(Beginning of Passage)

H.  I should not get my hair dyed when I am pregnant

True. It is best to avoid chemicals like hair color during the first three months as these get absorbed from the scalp and reach the blood stream. During the latter half of pregnancy, however, it may not be that risky. Still, natural and herbal preparations should be preferred.

I.  Pregnant women with low belly have a boy, and pregnancy acne means a girl.

False. How a woman carries her baby depends on her body type and whether she has been pregnant before. But in either case it does not reflect the gender at all. Also, in a second pregnancy, the pregnancy may appear to be lower since abdominal muscles may be looser. Similarly pregnancy acne also has nothing to do with gender; it is just a result of natural hormonal changes.

J.  Slow foetal heart rate means a boy child and a fast foetal heart rate means a girl child.

There have been no studies that have conclusively proved that heart rate is a predictor for a baby's gender. Your baby's heart rate will probably differ from one prenatal visit to another anyway depending upon the age of the fetus and the activity level at the time of the visit.

K.  Pregnant women shouldn't change cat litter.

This is true.  A virus called Toxoplasmosis infection carried in cat faeces. This virus can be very harmful for pregnancy. In fact contact with kitty litter is not just limited to changing the cat litter box, the virus can be tracked anywhere a cat walks, including its paws. Due to this, all contact with the cat must be limited and the house must be kept extra clean.

L.  Eating papaya causes abortion.

The truth is that raw papaya is suspected to contain chymopapain which is supposed to induce abortion or early labour. But ripe papaya is considered to be safe. Moreover ripe papaya is a good source of vitamin A.

(End of Passage)

Set of tasks
**A)** Answer these questions from the pregnancy myths passage:
(i) What is pregnancy acne a result of?
(ii) Why may a second pregnancy appear lower?
(iii) Which kind of papaya is considered safe, and what is it a good source of?
**B)** Write the next part of the pregnancy myths passage, picking up after its last sentence.

(Beginning of Listed entries)

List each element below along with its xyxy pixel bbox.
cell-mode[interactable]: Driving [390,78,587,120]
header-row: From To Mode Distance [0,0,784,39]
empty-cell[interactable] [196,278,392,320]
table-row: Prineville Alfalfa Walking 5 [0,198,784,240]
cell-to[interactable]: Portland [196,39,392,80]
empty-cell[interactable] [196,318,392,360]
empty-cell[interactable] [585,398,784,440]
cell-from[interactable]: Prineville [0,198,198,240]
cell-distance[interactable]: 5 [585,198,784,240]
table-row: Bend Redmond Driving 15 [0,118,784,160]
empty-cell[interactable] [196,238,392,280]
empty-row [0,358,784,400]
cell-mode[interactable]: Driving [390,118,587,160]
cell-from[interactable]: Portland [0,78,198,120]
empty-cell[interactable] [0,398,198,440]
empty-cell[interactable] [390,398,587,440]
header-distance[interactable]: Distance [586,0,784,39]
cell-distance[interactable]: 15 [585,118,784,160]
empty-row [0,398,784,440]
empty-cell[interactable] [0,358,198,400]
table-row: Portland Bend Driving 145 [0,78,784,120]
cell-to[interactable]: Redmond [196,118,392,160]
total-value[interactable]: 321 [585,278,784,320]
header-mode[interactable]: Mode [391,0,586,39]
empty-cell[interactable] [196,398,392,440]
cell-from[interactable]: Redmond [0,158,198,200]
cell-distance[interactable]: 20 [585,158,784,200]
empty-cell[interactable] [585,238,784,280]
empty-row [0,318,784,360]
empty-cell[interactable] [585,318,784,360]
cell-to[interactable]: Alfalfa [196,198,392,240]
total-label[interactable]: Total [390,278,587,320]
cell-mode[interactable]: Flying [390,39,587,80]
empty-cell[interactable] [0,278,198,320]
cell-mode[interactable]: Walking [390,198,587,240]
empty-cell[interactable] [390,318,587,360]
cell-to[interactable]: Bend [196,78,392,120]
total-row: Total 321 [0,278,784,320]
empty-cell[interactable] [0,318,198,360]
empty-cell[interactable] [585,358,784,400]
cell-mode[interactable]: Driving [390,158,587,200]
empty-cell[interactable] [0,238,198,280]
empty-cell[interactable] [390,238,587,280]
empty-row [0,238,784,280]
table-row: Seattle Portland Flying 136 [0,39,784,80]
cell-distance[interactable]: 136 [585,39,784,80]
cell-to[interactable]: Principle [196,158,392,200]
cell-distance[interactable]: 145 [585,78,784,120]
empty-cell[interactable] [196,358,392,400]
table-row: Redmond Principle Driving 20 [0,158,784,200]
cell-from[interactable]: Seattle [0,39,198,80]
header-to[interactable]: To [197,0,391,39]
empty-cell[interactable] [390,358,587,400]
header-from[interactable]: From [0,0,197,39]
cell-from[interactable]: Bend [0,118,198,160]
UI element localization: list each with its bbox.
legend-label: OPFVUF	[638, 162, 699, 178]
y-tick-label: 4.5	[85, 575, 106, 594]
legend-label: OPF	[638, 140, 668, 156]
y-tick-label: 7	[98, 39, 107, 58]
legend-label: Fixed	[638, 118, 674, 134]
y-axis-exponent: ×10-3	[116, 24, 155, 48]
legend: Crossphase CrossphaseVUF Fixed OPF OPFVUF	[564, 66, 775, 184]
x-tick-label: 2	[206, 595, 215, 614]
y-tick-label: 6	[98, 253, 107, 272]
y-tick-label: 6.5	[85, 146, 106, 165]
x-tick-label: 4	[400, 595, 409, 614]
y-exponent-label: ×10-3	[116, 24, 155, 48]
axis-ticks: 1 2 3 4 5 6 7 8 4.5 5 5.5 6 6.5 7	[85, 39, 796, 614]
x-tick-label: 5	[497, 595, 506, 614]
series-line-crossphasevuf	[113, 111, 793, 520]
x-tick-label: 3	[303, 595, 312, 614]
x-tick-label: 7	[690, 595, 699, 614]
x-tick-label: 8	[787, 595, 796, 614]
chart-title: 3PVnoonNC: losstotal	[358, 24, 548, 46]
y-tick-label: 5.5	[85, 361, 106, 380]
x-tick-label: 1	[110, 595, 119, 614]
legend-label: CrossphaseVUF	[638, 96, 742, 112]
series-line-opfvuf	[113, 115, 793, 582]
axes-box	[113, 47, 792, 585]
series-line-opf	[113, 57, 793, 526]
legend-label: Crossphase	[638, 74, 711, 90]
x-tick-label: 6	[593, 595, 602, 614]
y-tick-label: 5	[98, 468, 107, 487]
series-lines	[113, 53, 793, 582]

(End of Listed entries)

Task-by-task results
**A)**
(i) Natural hormonal changes.
(ii) The abdominal muscles may be looser.
(iii) Ripe papaya; vitamin A.

**B)**
M.  Eating hot and spicy foods can cause abortion.

If eaten in moderation, it causes no harm to the baby. However, one should avoid very spicy food as during pregnancy, many have the symptom of heartburn and very spicy food may increase it.

N.  Pregnant mothers crave for pickles and ice cream.

Particular food cravings like these may occur, but this is not universal. The thing is that mothers who crave for pickles are actually craving for salt. Additional minerals are particularly important in pregnancy. Similarly, pregnant mothers who crave for junk foods such as ice cream do so because junk food is associated with comfort. Sugar found in sweet foods cause the body to produce serotonin, which makes the mother feel good.

O.  Pregnant mothers must eat for two.

Since the requirements of the pregnant mothers increase, she is supposed to eat a little extra, about 350 kcals more. What the pregnant mother actually needs is a well-balanced nutritious diet that consists of all the food groups, so that it fulfils the needs of all the nutrients adequately . Pregnancy is not about eating for two but eating a balanced diet.

P.  Pregnant mothers shouldn't consume fish and fish oil.

False.Fish and shellfish are an important part of a healthy diet. Fish and shellfish contain high-quality protein and other essential nutrients, are low in saturated fat, and contain omega-3 fatty acids. However, some fish and shellfish contain higher levels of mercury that may harm an unborn baby or young child's developing nervous system. It is recommended to get the positive health benefits from eating fish and shellfish lower in mercury (for example, shrimp, canned light tuna, salmon, pollock, and catfish), while minimizing mercury exposure by avoiding types of fish that are higher in mercury (for example, shark, swordfish, tilefish and king mackerel).

Q.  Drinking coffee adversely affects pregnancy.

Again, false. Coffee in small amounts does not affect the baby, but avoid drinking more than three cups a day. Very large amount of caffeine may result in a baby with a low birth-weight.

The bottom-line is, eat well and have a healthy lifestyle but intelligently and there will be absolutely no reason to worry.When you know the real reasons and science behind these myths it can all be taken in good humour. Listen to what the elderly aunt next door has to say, but don't necessarily follow that!